→ **Written request**
Tally the lines of the data that include the word "subtitle" and state the total, nothing else.

— Start of Dataset records —

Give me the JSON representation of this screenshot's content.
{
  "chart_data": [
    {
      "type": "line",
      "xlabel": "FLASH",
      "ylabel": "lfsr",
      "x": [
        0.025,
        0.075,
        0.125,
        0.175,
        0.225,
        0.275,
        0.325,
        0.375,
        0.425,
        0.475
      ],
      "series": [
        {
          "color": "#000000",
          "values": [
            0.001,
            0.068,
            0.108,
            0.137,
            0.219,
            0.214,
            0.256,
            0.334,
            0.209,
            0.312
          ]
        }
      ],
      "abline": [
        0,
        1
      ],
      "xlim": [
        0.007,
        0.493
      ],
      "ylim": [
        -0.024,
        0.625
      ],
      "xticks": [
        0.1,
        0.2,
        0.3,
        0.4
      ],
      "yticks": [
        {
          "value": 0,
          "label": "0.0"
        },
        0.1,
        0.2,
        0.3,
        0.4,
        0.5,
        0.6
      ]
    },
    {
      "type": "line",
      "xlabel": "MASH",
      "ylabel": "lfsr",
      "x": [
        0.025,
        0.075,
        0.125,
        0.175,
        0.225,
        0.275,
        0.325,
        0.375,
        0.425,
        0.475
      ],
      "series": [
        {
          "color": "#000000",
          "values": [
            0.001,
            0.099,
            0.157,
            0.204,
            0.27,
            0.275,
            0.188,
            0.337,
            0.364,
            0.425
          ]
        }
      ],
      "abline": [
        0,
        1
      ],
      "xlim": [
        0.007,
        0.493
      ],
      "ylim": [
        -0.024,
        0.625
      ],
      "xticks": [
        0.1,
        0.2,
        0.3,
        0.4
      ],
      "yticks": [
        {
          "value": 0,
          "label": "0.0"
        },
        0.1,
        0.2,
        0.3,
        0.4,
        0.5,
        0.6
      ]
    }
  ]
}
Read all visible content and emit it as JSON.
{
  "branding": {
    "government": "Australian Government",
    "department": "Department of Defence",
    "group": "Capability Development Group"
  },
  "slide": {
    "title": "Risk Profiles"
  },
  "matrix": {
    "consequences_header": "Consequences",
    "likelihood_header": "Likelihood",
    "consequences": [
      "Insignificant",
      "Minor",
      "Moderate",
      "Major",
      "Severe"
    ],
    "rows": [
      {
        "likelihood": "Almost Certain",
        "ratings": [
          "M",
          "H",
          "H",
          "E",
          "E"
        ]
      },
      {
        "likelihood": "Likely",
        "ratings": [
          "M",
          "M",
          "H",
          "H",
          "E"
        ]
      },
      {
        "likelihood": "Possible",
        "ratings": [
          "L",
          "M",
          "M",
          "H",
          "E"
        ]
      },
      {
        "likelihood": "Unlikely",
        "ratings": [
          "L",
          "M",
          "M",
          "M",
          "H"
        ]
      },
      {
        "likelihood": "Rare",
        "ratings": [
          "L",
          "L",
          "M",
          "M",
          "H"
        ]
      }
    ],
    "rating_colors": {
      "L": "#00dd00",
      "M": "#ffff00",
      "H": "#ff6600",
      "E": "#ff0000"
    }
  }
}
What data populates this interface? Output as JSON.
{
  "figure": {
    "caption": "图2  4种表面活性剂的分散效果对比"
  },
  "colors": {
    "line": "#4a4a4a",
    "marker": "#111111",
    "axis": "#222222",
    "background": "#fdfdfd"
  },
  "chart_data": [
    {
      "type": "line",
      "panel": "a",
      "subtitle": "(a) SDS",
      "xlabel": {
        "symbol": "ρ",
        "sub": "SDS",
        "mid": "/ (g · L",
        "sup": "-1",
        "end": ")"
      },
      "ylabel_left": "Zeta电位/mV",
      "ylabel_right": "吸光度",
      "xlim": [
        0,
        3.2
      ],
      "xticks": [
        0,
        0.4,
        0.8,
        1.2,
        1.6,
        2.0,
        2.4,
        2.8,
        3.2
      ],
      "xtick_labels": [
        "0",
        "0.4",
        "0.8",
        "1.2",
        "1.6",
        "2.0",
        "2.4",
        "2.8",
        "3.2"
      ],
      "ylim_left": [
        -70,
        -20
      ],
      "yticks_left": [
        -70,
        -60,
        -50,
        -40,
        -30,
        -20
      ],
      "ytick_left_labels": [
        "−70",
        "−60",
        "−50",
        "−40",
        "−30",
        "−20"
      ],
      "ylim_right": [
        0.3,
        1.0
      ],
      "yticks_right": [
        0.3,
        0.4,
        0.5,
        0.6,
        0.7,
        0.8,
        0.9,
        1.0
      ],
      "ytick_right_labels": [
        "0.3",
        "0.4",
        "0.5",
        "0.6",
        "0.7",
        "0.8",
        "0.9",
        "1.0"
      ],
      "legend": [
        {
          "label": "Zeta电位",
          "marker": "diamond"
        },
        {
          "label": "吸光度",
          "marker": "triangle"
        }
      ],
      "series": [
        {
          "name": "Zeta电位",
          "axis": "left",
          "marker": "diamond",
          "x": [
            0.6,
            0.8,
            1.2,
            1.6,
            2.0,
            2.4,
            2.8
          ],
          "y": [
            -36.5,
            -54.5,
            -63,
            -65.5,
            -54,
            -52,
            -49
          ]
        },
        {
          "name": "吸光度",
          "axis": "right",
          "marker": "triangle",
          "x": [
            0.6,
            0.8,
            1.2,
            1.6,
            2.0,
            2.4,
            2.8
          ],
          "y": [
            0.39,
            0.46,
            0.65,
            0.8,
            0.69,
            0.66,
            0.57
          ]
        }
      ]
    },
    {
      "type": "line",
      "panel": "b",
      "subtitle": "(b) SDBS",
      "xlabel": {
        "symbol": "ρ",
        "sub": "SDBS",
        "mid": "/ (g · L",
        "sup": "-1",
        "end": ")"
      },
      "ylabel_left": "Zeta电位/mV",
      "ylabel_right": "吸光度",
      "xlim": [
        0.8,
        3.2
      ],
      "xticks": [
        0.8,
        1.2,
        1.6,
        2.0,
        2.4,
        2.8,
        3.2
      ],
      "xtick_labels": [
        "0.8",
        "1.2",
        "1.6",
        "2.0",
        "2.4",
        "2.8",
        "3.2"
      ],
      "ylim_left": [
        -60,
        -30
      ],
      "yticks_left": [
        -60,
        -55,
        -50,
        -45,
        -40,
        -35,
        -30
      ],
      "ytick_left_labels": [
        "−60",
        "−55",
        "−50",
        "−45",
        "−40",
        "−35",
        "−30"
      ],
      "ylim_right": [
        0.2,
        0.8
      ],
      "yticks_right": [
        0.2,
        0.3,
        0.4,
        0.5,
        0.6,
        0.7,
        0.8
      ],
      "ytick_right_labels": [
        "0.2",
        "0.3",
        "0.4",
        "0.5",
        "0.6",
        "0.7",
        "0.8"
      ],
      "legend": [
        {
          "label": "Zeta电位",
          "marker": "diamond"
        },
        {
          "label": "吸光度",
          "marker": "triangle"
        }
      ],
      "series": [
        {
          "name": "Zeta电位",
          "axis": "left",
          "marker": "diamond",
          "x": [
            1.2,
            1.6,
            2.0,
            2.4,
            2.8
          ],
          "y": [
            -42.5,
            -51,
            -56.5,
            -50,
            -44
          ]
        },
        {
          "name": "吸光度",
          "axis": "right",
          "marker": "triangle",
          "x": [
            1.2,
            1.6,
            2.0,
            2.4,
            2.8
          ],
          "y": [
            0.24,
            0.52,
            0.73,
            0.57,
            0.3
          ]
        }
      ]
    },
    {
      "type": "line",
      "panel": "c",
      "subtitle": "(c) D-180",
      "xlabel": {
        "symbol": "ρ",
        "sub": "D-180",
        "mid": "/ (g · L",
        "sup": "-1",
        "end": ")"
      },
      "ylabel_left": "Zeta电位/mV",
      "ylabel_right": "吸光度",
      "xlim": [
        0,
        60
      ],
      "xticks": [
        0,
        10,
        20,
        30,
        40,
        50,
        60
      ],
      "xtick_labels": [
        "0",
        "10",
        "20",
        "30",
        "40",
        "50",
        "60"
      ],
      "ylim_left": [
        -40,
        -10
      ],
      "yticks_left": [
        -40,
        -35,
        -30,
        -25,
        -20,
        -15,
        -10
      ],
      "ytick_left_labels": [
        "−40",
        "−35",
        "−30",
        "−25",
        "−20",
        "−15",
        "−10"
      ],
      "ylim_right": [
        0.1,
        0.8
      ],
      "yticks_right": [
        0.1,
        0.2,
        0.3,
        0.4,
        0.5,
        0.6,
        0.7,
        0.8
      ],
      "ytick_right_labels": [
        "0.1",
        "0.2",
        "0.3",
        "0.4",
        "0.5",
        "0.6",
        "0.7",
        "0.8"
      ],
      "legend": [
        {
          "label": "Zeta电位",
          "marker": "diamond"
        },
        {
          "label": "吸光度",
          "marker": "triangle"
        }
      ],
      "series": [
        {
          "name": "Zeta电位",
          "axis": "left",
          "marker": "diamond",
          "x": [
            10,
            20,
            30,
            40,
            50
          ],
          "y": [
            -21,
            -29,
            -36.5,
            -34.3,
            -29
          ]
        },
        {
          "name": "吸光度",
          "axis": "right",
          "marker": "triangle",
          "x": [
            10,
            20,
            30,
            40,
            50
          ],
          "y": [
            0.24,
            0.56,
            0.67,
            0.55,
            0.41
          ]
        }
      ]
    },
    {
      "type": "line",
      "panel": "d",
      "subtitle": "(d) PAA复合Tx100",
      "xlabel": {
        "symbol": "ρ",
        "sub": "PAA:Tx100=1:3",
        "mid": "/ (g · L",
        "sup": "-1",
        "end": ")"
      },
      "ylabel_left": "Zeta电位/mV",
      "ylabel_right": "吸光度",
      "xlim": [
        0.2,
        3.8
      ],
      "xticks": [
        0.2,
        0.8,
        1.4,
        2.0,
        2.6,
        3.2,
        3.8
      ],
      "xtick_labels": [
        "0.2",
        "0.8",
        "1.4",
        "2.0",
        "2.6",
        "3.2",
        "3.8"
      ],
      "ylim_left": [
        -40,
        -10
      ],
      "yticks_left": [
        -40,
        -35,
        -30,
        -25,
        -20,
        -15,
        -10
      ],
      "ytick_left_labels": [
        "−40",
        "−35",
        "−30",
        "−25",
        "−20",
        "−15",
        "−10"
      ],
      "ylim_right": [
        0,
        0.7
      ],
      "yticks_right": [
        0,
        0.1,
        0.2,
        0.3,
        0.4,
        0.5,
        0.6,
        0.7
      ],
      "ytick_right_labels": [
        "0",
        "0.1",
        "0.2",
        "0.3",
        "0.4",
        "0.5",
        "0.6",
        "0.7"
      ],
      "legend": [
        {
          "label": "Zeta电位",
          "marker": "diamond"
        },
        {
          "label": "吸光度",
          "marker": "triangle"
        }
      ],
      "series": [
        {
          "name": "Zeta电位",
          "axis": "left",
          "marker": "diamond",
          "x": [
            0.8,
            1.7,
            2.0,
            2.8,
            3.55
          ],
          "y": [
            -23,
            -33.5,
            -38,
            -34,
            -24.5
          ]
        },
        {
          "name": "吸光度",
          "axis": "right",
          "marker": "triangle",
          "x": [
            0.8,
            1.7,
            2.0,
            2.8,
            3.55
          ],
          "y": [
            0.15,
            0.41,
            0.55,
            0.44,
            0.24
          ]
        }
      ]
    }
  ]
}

— End of Dataset records —

→ **Correct output**
4